Aim of the task — Report all lines from the entries below in which "this" appears.

Dataset rows —
◇ ◇ ◇
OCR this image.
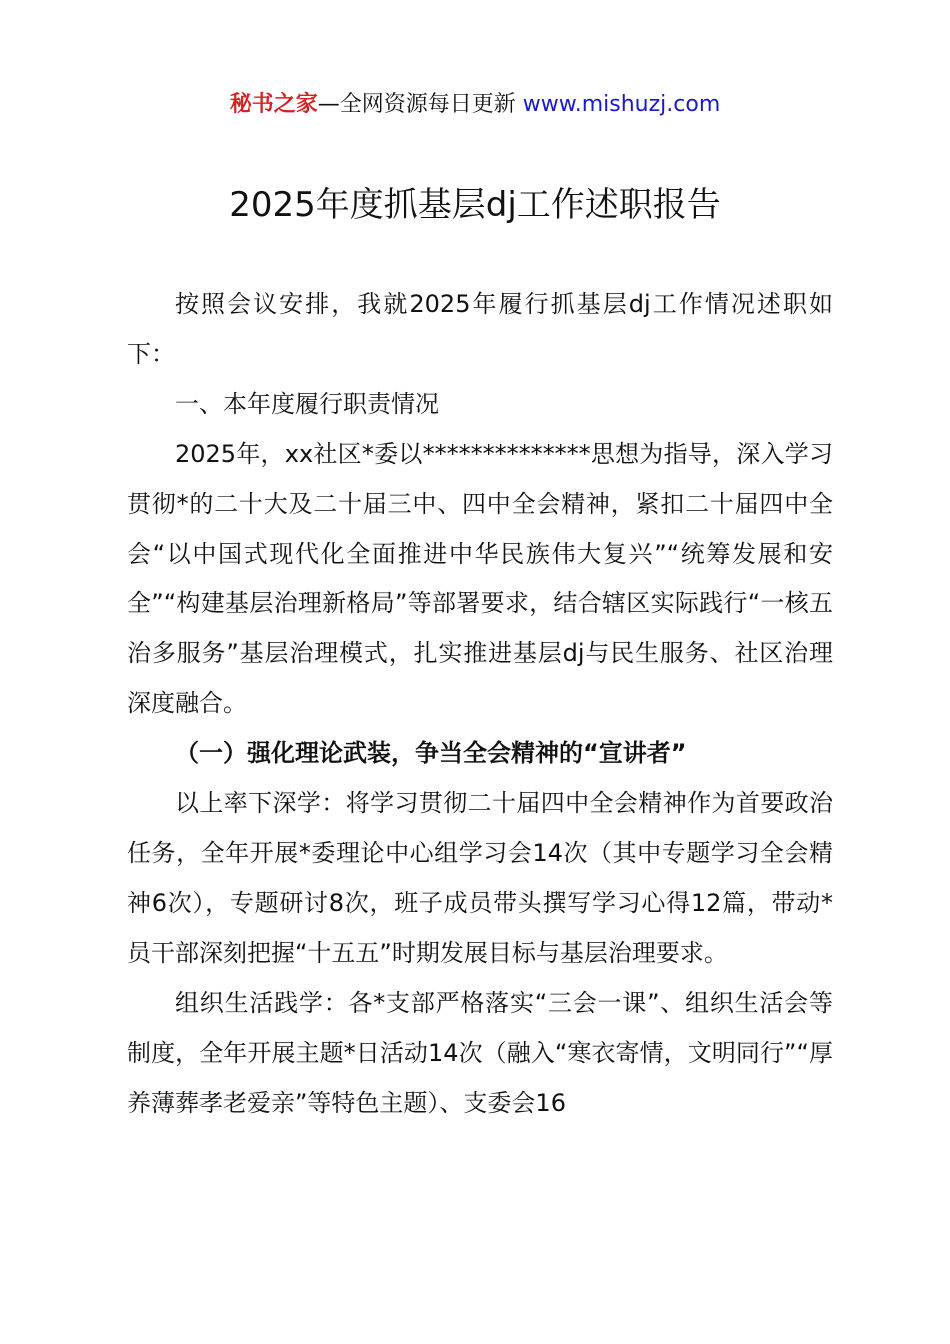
秘书之家—全网资源每日更新 www.mishuzj.com
2025年度抓基层dj工作述职报告

按照会议安排，我就2025年履行抓基层dj工作情况述职如下：

一、本年度履行职责情况

2025年，xx社区*委以**************思想为指导，深入学习贯彻*的二十大及二十届三中、四中全会精神，紧扣二十届四中全会“以中国式现代化全面推进中华民族伟大复兴”“统筹发展和安全”“构建基层治理新格局”等部署要求，结合辖区实际践行“一核五治多服务”基层治理模式，扎实推进基层dj与民生服务、社区治理深度融合。

（一）强化理论武装，争当全会精神的“宣讲者”

以上率下深学：将学习贯彻二十届四中全会精神作为首要政治任务，全年开展*委理论中心组学习会14次（其中专题学习全会精神6次），专题研讨8次，班子成员带头撰写学习心得12篇，带动*员干部深刻把握“十五五”时期发展目标与基层治理要求。

组织生活践学：各*支部严格落实“三会一课”、组织生活会等制度，全年开展主题*日活动14次（融入“寒衣寄情，文明同行”“厚养薄葬孝老爱亲”等特色主题）、支委会16
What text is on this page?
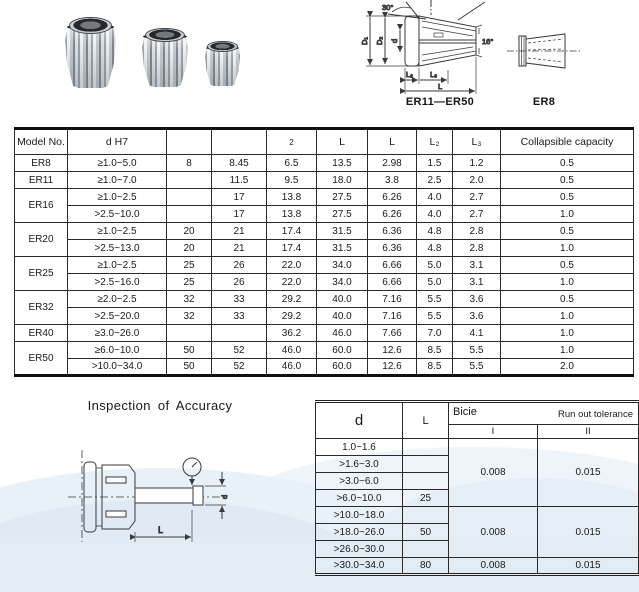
D₁ D₂ d	16°
30°
L₂ L₃
L
ER11—ER50	ER8
Model No.	d H7			2	L	L	L₂	L₃	Collapsible capacity
ER8	≥1.0~5.0	8	8.45	6.5	13.5	2.98	1.5	1.2	0.5
ER11	≥1.0~7.0		11.5	9.5	18.0	3.8	2.5	2.0	0.5
ER16	≥1.0~2.5		17	13.8	27.5	6.26	4.0	2.7	0.5
	>2.5~10.0		17	13.8	27.5	6.26	4.0	2.7	1.0
ER20	≥1.0~2.5	20	21	17.4	31.5	6.36	4.8	2.8	0.5
	>2.5~13.0	20	21	17.4	31.5	6.36	4.8	2.8	1.0
ER25	≥1.0~2.5	25	26	22.0	34.0	6.66	5.0	3.1	0.5
	>2.5~16.0	25	26	22.0	34.0	6.66	5.0	3.1	1.0
ER32	≥2.0~2.5	32	33	29.2	40.0	7.16	5.5	3.6	0.5
	>2.5~20.0	32	33	29.2	40.0	7.16	5.5	3.6	1.0
ER40	≥3.0~26.0			36.2	46.0	7.66	7.0	4.1	1.0
ER50	≥6.0~10.0	50	52	46.0	60.0	12.6	8.5	5.5	1.0
	>10.0~34.0	50	52	46.0	60.0	12.6	8.5	5.5	2.0
Inspection of Accuracy
d
L
d	L	Bicie Run out tolerance	

		I	II
1.0~1.6		0.008	0.015
>1.6~3.0			
>3.0~6.0			
>6.0~10.0	25		
>10.0~18.0		0.008	0.015
>18.0~26.0	50		
>26.0~30.0			
>30.0~34.0	80	0.008	0.015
◇ ◇ ◇
Correct answer —
OCR this image.
What text is on this page?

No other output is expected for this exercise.